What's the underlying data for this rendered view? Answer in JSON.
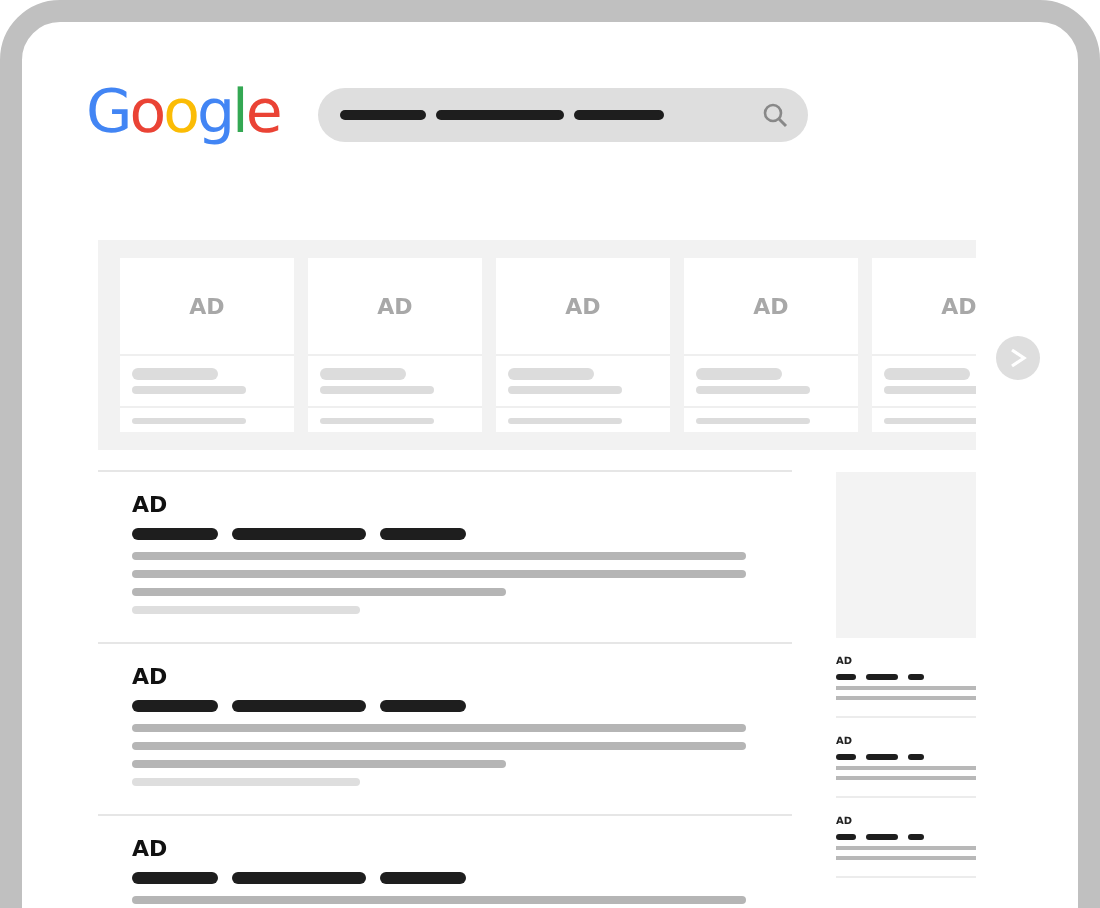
{
  "logo": {
    "letters": [
      {
        "char": "G",
        "color": "#4285f4"
      },
      {
        "char": "o",
        "color": "#ea4335"
      },
      {
        "char": "o",
        "color": "#fbbc05"
      },
      {
        "char": "g",
        "color": "#4285f4"
      },
      {
        "char": "l",
        "color": "#34a853"
      },
      {
        "char": "e",
        "color": "#ea4335"
      }
    ]
  },
  "carousel": {
    "cards": [
      {
        "label": "AD"
      },
      {
        "label": "AD"
      },
      {
        "label": "AD"
      },
      {
        "label": "AD"
      },
      {
        "label": "AD"
      }
    ]
  },
  "results": [
    {
      "label": "AD"
    },
    {
      "label": "AD"
    },
    {
      "label": "AD"
    }
  ],
  "side_ads": [
    {
      "label": "AD"
    },
    {
      "label": "AD"
    },
    {
      "label": "AD"
    }
  ]
}
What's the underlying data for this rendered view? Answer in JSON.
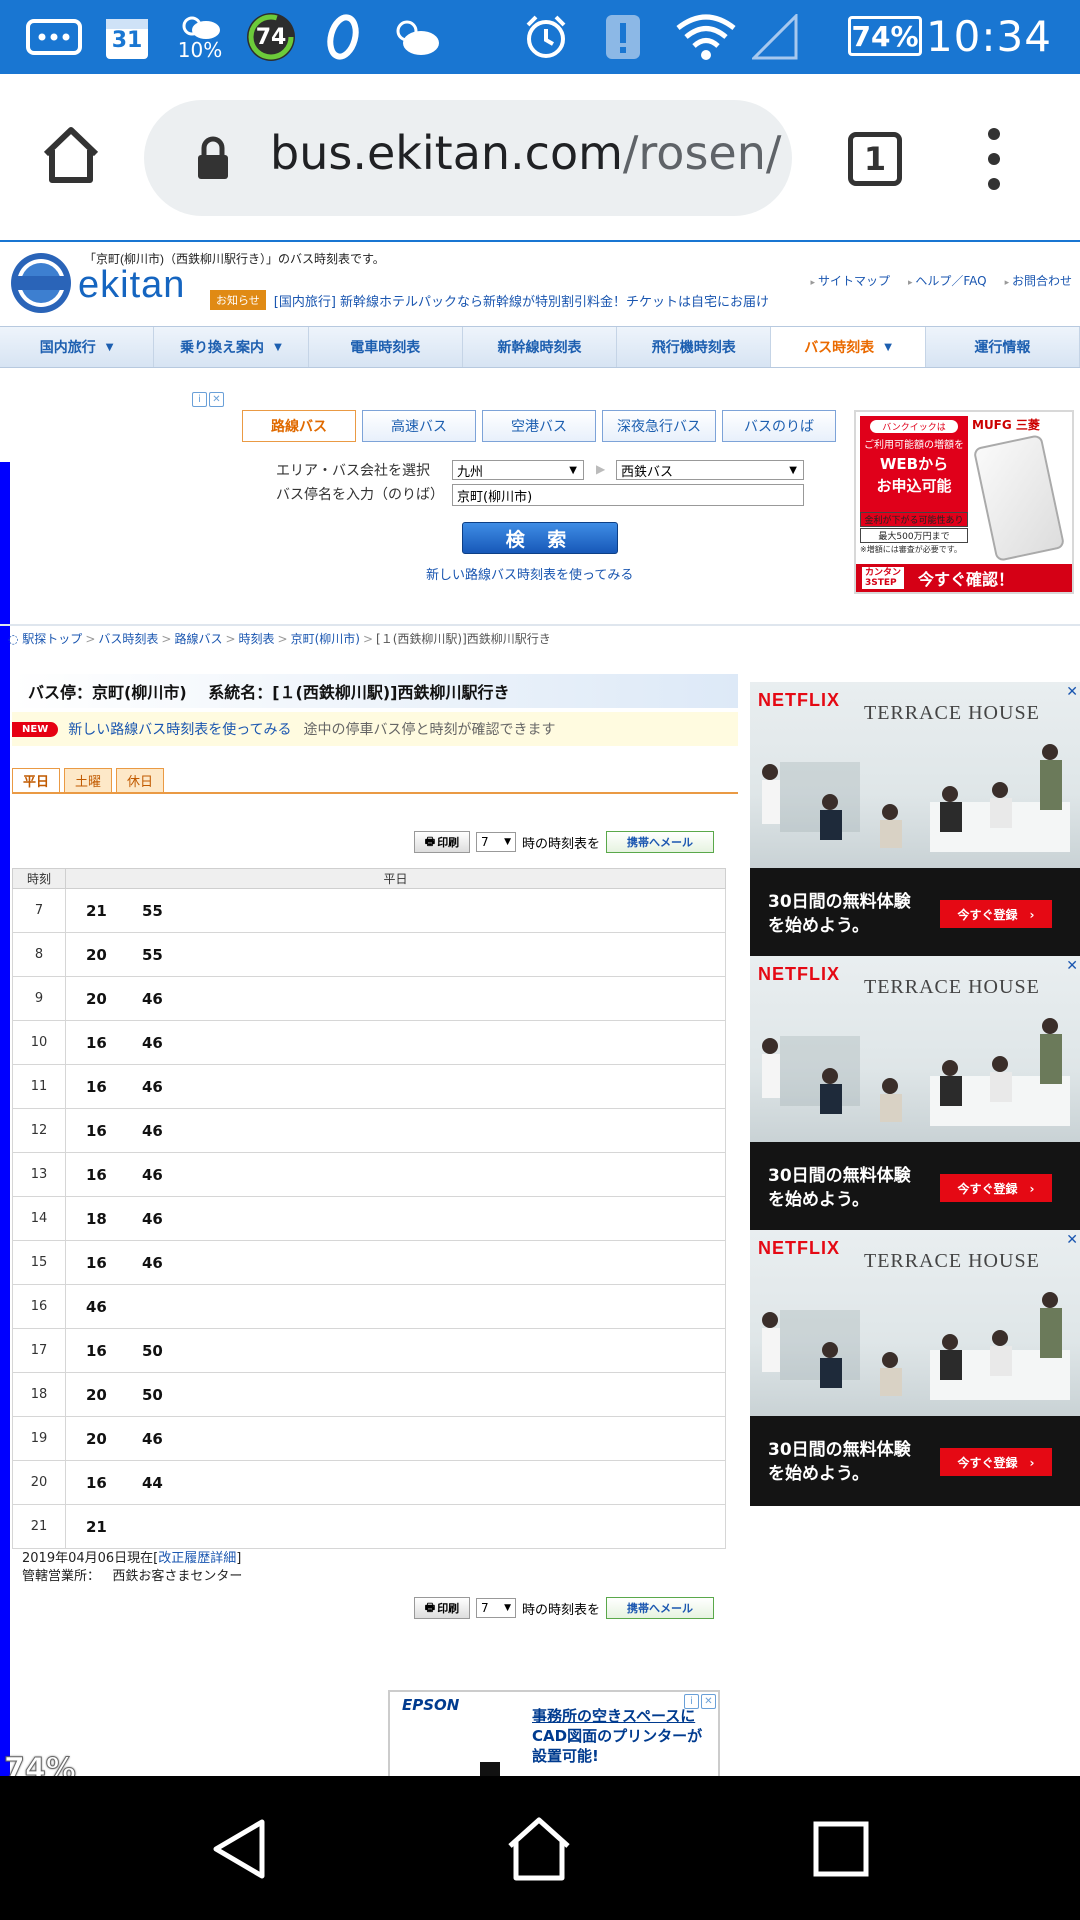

____

Reproduce the records verbatim, omitting all images they contain.

What's the underlying data for this rendered view? Answer in JSON.
{
  "logo": {
    "letters": [
      {
        "char": "G",
        "color": "#4285f4"
      },
      {
        "char": "o",
        "color": "#ea4335"
      },
      {
        "char": "o",
        "color": "#fbbc05"
      },
      {
        "char": "g",
        "color": "#4285f4"
      },
      {
        "char": "l",
        "color": "#34a853"
      },
      {
        "char": "e",
        "color": "#ea4335"
      }
    ]
  },
  "carousel": {
    "cards": [
      {
        "label": "AD"
      },
      {
        "label": "AD"
      },
      {
        "label": "AD"
      },
      {
        "label": "AD"
      },
      {
        "label": "AD"
      }
    ]
  },
  "results": [
    {
      "label": "AD"
    },
    {
      "label": "AD"
    },
    {
      "label": "AD"
    }
  ],
  "side_ads": [
    {
      "label": "AD"
    },
    {
      "label": "AD"
    },
    {
      "label": "AD"
    }
  ]
}
What's the underlying data for this rendered view? Answer in JSON.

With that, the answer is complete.